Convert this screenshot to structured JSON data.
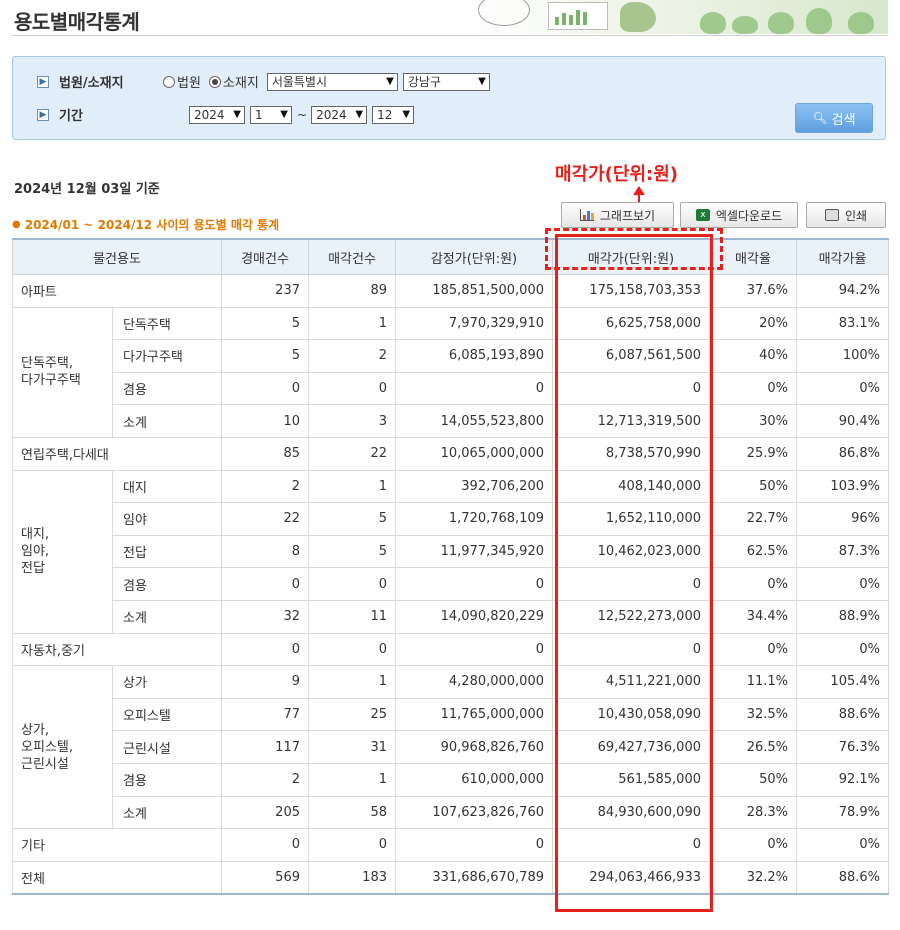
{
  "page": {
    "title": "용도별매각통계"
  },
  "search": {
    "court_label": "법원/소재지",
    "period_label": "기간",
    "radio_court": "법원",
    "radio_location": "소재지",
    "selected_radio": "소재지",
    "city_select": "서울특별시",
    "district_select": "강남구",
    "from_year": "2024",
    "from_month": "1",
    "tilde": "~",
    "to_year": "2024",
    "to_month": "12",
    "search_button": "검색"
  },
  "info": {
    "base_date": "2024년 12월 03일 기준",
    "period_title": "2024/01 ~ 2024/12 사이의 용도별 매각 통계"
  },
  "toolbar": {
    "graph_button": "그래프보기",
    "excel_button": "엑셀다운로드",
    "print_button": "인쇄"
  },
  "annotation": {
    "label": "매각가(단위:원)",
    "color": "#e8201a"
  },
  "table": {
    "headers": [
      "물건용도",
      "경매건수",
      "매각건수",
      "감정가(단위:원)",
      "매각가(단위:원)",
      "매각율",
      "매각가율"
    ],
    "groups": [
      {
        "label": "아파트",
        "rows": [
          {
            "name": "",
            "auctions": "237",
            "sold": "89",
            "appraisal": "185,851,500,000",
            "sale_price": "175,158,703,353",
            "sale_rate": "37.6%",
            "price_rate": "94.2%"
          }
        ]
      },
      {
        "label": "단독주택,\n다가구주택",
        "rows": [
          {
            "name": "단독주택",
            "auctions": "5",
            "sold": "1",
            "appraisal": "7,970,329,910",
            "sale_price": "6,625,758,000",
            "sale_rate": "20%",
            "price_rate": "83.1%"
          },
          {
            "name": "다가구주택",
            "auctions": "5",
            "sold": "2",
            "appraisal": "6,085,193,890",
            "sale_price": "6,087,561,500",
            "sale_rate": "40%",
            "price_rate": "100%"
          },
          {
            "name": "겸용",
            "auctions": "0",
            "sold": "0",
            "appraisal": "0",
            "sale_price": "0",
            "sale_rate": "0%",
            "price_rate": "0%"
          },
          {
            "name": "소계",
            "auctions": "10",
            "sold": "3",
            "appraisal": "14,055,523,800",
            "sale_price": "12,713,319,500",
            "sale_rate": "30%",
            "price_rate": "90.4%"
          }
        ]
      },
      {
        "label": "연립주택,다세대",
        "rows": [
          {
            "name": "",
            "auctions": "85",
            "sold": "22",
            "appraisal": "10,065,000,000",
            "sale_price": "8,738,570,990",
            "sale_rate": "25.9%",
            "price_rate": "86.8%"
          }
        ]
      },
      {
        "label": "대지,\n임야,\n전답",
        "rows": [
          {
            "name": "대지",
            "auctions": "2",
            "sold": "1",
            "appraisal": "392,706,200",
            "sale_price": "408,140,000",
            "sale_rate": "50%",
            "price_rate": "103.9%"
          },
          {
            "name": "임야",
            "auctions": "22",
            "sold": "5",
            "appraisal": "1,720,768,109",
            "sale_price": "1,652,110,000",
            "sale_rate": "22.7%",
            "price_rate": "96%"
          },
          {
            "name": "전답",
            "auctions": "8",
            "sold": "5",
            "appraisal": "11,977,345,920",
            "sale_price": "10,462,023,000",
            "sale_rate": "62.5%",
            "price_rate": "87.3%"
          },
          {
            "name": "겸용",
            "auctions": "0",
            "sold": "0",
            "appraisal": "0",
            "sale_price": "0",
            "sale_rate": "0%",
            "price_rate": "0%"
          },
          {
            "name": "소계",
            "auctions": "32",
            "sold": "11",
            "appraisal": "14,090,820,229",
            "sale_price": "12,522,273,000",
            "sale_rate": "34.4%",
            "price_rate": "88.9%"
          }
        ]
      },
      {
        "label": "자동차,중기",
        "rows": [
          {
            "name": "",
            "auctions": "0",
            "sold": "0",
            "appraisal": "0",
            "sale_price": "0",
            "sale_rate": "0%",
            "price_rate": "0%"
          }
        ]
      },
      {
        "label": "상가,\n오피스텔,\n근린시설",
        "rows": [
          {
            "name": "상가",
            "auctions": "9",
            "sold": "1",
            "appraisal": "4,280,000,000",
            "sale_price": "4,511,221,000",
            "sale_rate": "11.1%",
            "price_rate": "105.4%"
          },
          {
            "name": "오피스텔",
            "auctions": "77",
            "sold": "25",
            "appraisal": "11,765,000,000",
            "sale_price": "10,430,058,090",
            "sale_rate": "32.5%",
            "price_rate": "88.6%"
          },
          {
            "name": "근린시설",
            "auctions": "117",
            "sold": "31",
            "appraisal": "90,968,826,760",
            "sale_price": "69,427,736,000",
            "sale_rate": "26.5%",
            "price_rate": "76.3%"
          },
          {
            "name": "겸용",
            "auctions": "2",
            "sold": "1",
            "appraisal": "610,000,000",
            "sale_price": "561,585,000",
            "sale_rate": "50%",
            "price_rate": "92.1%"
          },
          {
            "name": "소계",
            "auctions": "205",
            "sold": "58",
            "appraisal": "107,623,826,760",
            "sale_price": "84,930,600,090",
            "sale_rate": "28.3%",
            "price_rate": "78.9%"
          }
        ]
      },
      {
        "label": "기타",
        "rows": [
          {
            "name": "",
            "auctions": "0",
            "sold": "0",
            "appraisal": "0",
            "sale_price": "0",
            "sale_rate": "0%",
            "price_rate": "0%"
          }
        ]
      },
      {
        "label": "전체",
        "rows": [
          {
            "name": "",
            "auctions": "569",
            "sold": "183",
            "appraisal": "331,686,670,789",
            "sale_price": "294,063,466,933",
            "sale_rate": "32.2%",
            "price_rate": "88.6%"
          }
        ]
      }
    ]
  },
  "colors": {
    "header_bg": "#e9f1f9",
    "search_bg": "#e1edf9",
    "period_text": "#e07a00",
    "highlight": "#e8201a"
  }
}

**Required task**
Repeat every record above exactly, but leave out any pictures.

**Response**
Convert this screenshot to structured JSON data.
{
  "page": {
    "title": "용도별매각통계"
  },
  "search": {
    "court_label": "법원/소재지",
    "period_label": "기간",
    "radio_court": "법원",
    "radio_location": "소재지",
    "selected_radio": "소재지",
    "city_select": "서울특별시",
    "district_select": "강남구",
    "from_year": "2024",
    "from_month": "1",
    "tilde": "~",
    "to_year": "2024",
    "to_month": "12",
    "search_button": "검색"
  },
  "info": {
    "base_date": "2024년 12월 03일 기준",
    "period_title": "2024/01 ~ 2024/12 사이의 용도별 매각 통계"
  },
  "toolbar": {
    "graph_button": "그래프보기",
    "excel_button": "엑셀다운로드",
    "print_button": "인쇄"
  },
  "annotation": {
    "label": "매각가(단위:원)",
    "color": "#e8201a"
  },
  "table": {
    "headers": [
      "물건용도",
      "경매건수",
      "매각건수",
      "감정가(단위:원)",
      "매각가(단위:원)",
      "매각율",
      "매각가율"
    ],
    "groups": [
      {
        "label": "아파트",
        "rows": [
          {
            "name": "",
            "auctions": "237",
            "sold": "89",
            "appraisal": "185,851,500,000",
            "sale_price": "175,158,703,353",
            "sale_rate": "37.6%",
            "price_rate": "94.2%"
          }
        ]
      },
      {
        "label": "단독주택,\n다가구주택",
        "rows": [
          {
            "name": "단독주택",
            "auctions": "5",
            "sold": "1",
            "appraisal": "7,970,329,910",
            "sale_price": "6,625,758,000",
            "sale_rate": "20%",
            "price_rate": "83.1%"
          },
          {
            "name": "다가구주택",
            "auctions": "5",
            "sold": "2",
            "appraisal": "6,085,193,890",
            "sale_price": "6,087,561,500",
            "sale_rate": "40%",
            "price_rate": "100%"
          },
          {
            "name": "겸용",
            "auctions": "0",
            "sold": "0",
            "appraisal": "0",
            "sale_price": "0",
            "sale_rate": "0%",
            "price_rate": "0%"
          },
          {
            "name": "소계",
            "auctions": "10",
            "sold": "3",
            "appraisal": "14,055,523,800",
            "sale_price": "12,713,319,500",
            "sale_rate": "30%",
            "price_rate": "90.4%"
          }
        ]
      },
      {
        "label": "연립주택,다세대",
        "rows": [
          {
            "name": "",
            "auctions": "85",
            "sold": "22",
            "appraisal": "10,065,000,000",
            "sale_price": "8,738,570,990",
            "sale_rate": "25.9%",
            "price_rate": "86.8%"
          }
        ]
      },
      {
        "label": "대지,\n임야,\n전답",
        "rows": [
          {
            "name": "대지",
            "auctions": "2",
            "sold": "1",
            "appraisal": "392,706,200",
            "sale_price": "408,140,000",
            "sale_rate": "50%",
            "price_rate": "103.9%"
          },
          {
            "name": "임야",
            "auctions": "22",
            "sold": "5",
            "appraisal": "1,720,768,109",
            "sale_price": "1,652,110,000",
            "sale_rate": "22.7%",
            "price_rate": "96%"
          },
          {
            "name": "전답",
            "auctions": "8",
            "sold": "5",
            "appraisal": "11,977,345,920",
            "sale_price": "10,462,023,000",
            "sale_rate": "62.5%",
            "price_rate": "87.3%"
          },
          {
            "name": "겸용",
            "auctions": "0",
            "sold": "0",
            "appraisal": "0",
            "sale_price": "0",
            "sale_rate": "0%",
            "price_rate": "0%"
          },
          {
            "name": "소계",
            "auctions": "32",
            "sold": "11",
            "appraisal": "14,090,820,229",
            "sale_price": "12,522,273,000",
            "sale_rate": "34.4%",
            "price_rate": "88.9%"
          }
        ]
      },
      {
        "label": "자동차,중기",
        "rows": [
          {
            "name": "",
            "auctions": "0",
            "sold": "0",
            "appraisal": "0",
            "sale_price": "0",
            "sale_rate": "0%",
            "price_rate": "0%"
          }
        ]
      },
      {
        "label": "상가,\n오피스텔,\n근린시설",
        "rows": [
          {
            "name": "상가",
            "auctions": "9",
            "sold": "1",
            "appraisal": "4,280,000,000",
            "sale_price": "4,511,221,000",
            "sale_rate": "11.1%",
            "price_rate": "105.4%"
          },
          {
            "name": "오피스텔",
            "auctions": "77",
            "sold": "25",
            "appraisal": "11,765,000,000",
            "sale_price": "10,430,058,090",
            "sale_rate": "32.5%",
            "price_rate": "88.6%"
          },
          {
            "name": "근린시설",
            "auctions": "117",
            "sold": "31",
            "appraisal": "90,968,826,760",
            "sale_price": "69,427,736,000",
            "sale_rate": "26.5%",
            "price_rate": "76.3%"
          },
          {
            "name": "겸용",
            "auctions": "2",
            "sold": "1",
            "appraisal": "610,000,000",
            "sale_price": "561,585,000",
            "sale_rate": "50%",
            "price_rate": "92.1%"
          },
          {
            "name": "소계",
            "auctions": "205",
            "sold": "58",
            "appraisal": "107,623,826,760",
            "sale_price": "84,930,600,090",
            "sale_rate": "28.3%",
            "price_rate": "78.9%"
          }
        ]
      },
      {
        "label": "기타",
        "rows": [
          {
            "name": "",
            "auctions": "0",
            "sold": "0",
            "appraisal": "0",
            "sale_price": "0",
            "sale_rate": "0%",
            "price_rate": "0%"
          }
        ]
      },
      {
        "label": "전체",
        "rows": [
          {
            "name": "",
            "auctions": "569",
            "sold": "183",
            "appraisal": "331,686,670,789",
            "sale_price": "294,063,466,933",
            "sale_rate": "32.2%",
            "price_rate": "88.6%"
          }
        ]
      }
    ]
  },
  "colors": {
    "header_bg": "#e9f1f9",
    "search_bg": "#e1edf9",
    "period_text": "#e07a00",
    "highlight": "#e8201a"
  }
}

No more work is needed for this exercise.